═══ EXERCISE DATA
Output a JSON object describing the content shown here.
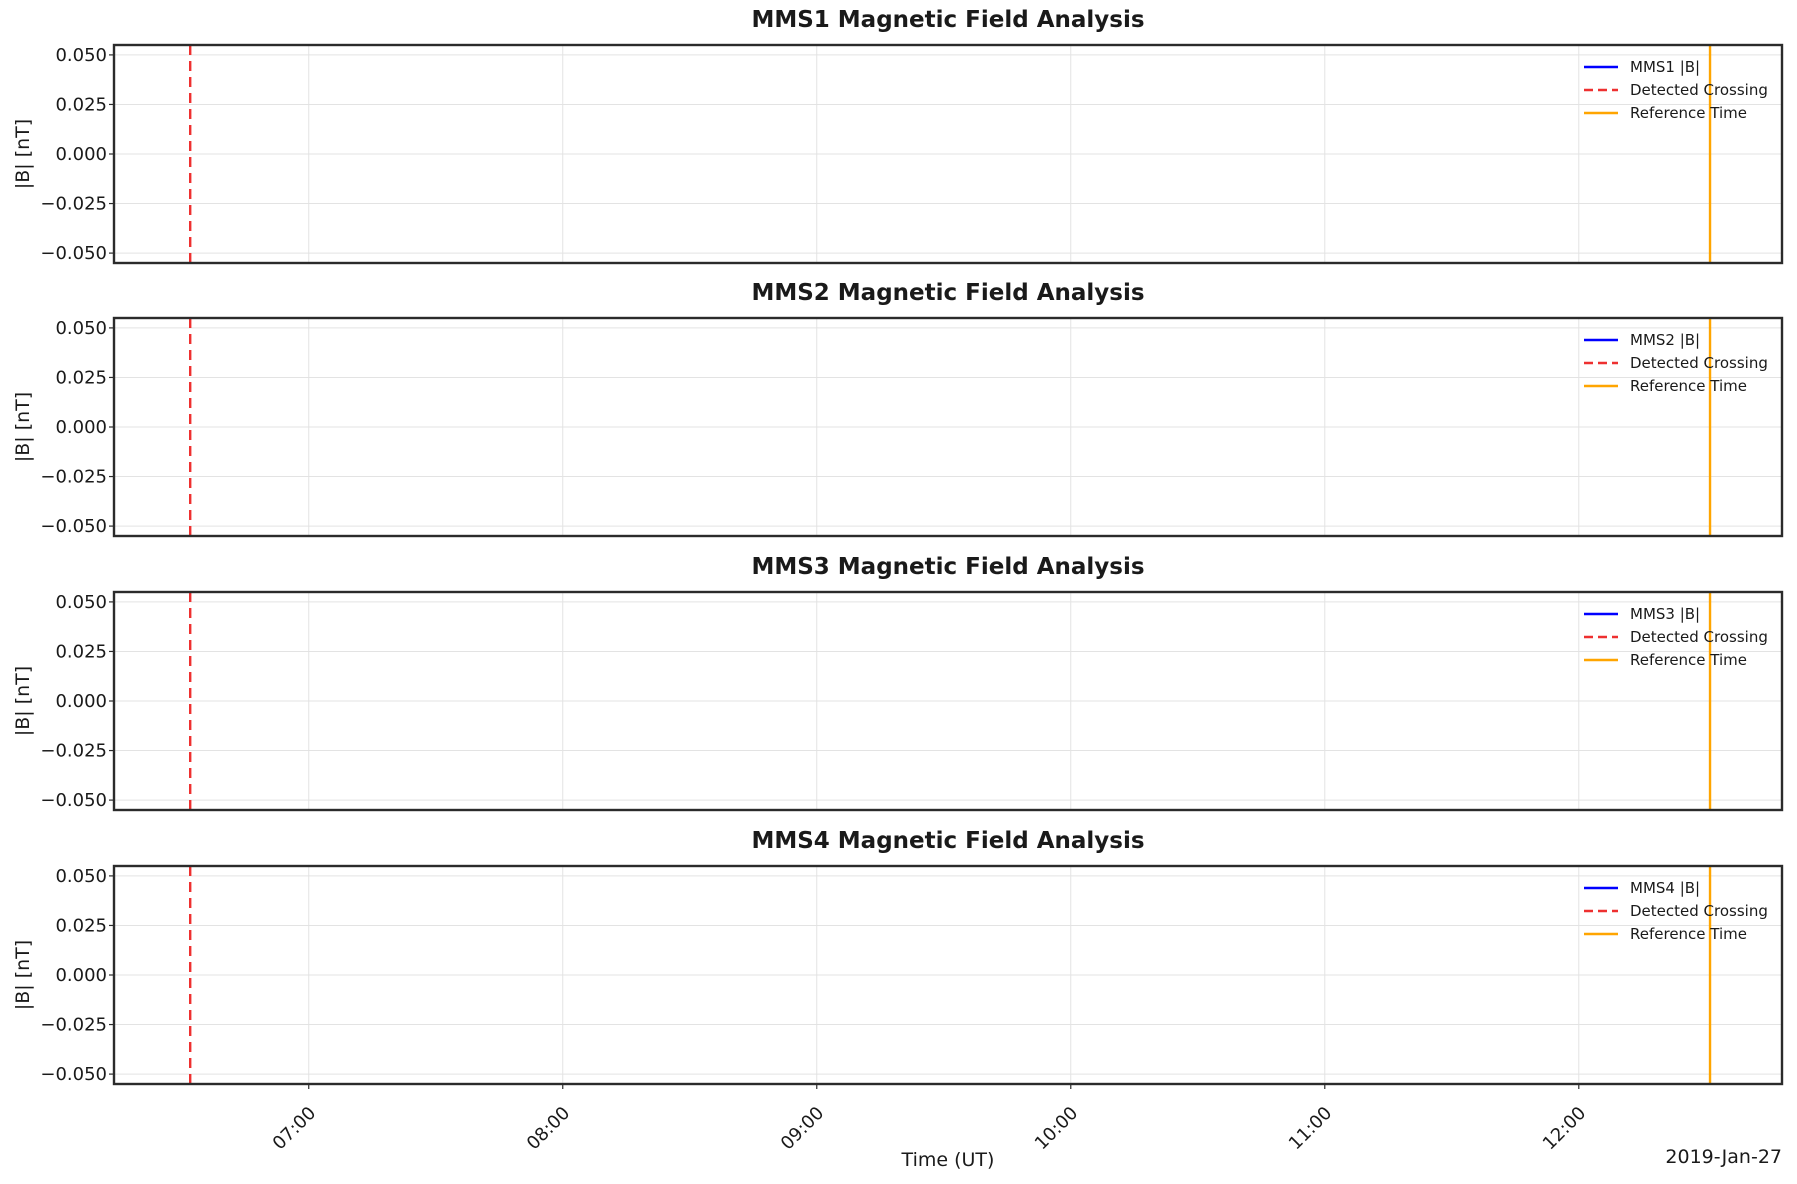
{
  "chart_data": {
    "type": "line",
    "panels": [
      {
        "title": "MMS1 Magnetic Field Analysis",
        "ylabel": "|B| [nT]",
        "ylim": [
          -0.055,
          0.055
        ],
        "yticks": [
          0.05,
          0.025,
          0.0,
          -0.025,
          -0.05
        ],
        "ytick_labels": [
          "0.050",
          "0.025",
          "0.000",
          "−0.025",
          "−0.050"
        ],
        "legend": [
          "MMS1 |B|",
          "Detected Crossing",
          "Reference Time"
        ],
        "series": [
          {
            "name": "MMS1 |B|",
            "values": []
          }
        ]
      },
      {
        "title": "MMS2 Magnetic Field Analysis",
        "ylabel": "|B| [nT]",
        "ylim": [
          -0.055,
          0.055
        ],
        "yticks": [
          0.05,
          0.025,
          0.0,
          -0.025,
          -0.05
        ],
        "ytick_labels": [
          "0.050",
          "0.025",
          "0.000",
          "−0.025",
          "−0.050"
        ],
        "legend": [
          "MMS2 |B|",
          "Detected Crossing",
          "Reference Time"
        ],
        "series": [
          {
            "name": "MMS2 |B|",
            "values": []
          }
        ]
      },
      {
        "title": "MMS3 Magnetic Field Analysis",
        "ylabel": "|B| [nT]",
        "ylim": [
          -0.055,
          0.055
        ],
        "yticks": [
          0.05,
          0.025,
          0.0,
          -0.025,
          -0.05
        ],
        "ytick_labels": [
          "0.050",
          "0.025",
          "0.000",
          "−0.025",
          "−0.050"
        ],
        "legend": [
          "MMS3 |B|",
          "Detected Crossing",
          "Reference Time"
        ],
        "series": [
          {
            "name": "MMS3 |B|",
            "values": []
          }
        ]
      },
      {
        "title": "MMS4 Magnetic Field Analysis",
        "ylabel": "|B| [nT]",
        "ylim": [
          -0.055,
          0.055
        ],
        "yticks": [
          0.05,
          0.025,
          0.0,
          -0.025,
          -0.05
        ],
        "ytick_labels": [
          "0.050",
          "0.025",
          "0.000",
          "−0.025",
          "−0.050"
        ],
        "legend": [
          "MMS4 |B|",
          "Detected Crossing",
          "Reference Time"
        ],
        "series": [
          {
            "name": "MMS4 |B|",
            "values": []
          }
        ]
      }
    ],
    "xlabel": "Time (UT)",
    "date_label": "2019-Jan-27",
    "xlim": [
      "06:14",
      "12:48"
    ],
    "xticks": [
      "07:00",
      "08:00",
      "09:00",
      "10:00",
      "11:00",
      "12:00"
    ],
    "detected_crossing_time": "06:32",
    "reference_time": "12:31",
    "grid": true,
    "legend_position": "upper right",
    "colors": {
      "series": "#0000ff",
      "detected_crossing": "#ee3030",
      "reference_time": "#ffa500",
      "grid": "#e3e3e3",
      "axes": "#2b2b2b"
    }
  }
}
══════
INSTRUCTIONS FOR THE TASK: Reproduce the material above verbatim; omit every picture.

TASK SOLUTION:
Output a JSON object describing the content shown here.
{
  "chart_data": {
    "type": "line",
    "panels": [
      {
        "title": "MMS1 Magnetic Field Analysis",
        "ylabel": "|B| [nT]",
        "ylim": [
          -0.055,
          0.055
        ],
        "yticks": [
          0.05,
          0.025,
          0.0,
          -0.025,
          -0.05
        ],
        "ytick_labels": [
          "0.050",
          "0.025",
          "0.000",
          "−0.025",
          "−0.050"
        ],
        "legend": [
          "MMS1 |B|",
          "Detected Crossing",
          "Reference Time"
        ],
        "series": [
          {
            "name": "MMS1 |B|",
            "values": []
          }
        ]
      },
      {
        "title": "MMS2 Magnetic Field Analysis",
        "ylabel": "|B| [nT]",
        "ylim": [
          -0.055,
          0.055
        ],
        "yticks": [
          0.05,
          0.025,
          0.0,
          -0.025,
          -0.05
        ],
        "ytick_labels": [
          "0.050",
          "0.025",
          "0.000",
          "−0.025",
          "−0.050"
        ],
        "legend": [
          "MMS2 |B|",
          "Detected Crossing",
          "Reference Time"
        ],
        "series": [
          {
            "name": "MMS2 |B|",
            "values": []
          }
        ]
      },
      {
        "title": "MMS3 Magnetic Field Analysis",
        "ylabel": "|B| [nT]",
        "ylim": [
          -0.055,
          0.055
        ],
        "yticks": [
          0.05,
          0.025,
          0.0,
          -0.025,
          -0.05
        ],
        "ytick_labels": [
          "0.050",
          "0.025",
          "0.000",
          "−0.025",
          "−0.050"
        ],
        "legend": [
          "MMS3 |B|",
          "Detected Crossing",
          "Reference Time"
        ],
        "series": [
          {
            "name": "MMS3 |B|",
            "values": []
          }
        ]
      },
      {
        "title": "MMS4 Magnetic Field Analysis",
        "ylabel": "|B| [nT]",
        "ylim": [
          -0.055,
          0.055
        ],
        "yticks": [
          0.05,
          0.025,
          0.0,
          -0.025,
          -0.05
        ],
        "ytick_labels": [
          "0.050",
          "0.025",
          "0.000",
          "−0.025",
          "−0.050"
        ],
        "legend": [
          "MMS4 |B|",
          "Detected Crossing",
          "Reference Time"
        ],
        "series": [
          {
            "name": "MMS4 |B|",
            "values": []
          }
        ]
      }
    ],
    "xlabel": "Time (UT)",
    "date_label": "2019-Jan-27",
    "xlim": [
      "06:14",
      "12:48"
    ],
    "xticks": [
      "07:00",
      "08:00",
      "09:00",
      "10:00",
      "11:00",
      "12:00"
    ],
    "detected_crossing_time": "06:32",
    "reference_time": "12:31",
    "grid": true,
    "legend_position": "upper right",
    "colors": {
      "series": "#0000ff",
      "detected_crossing": "#ee3030",
      "reference_time": "#ffa500",
      "grid": "#e3e3e3",
      "axes": "#2b2b2b"
    }
  }
}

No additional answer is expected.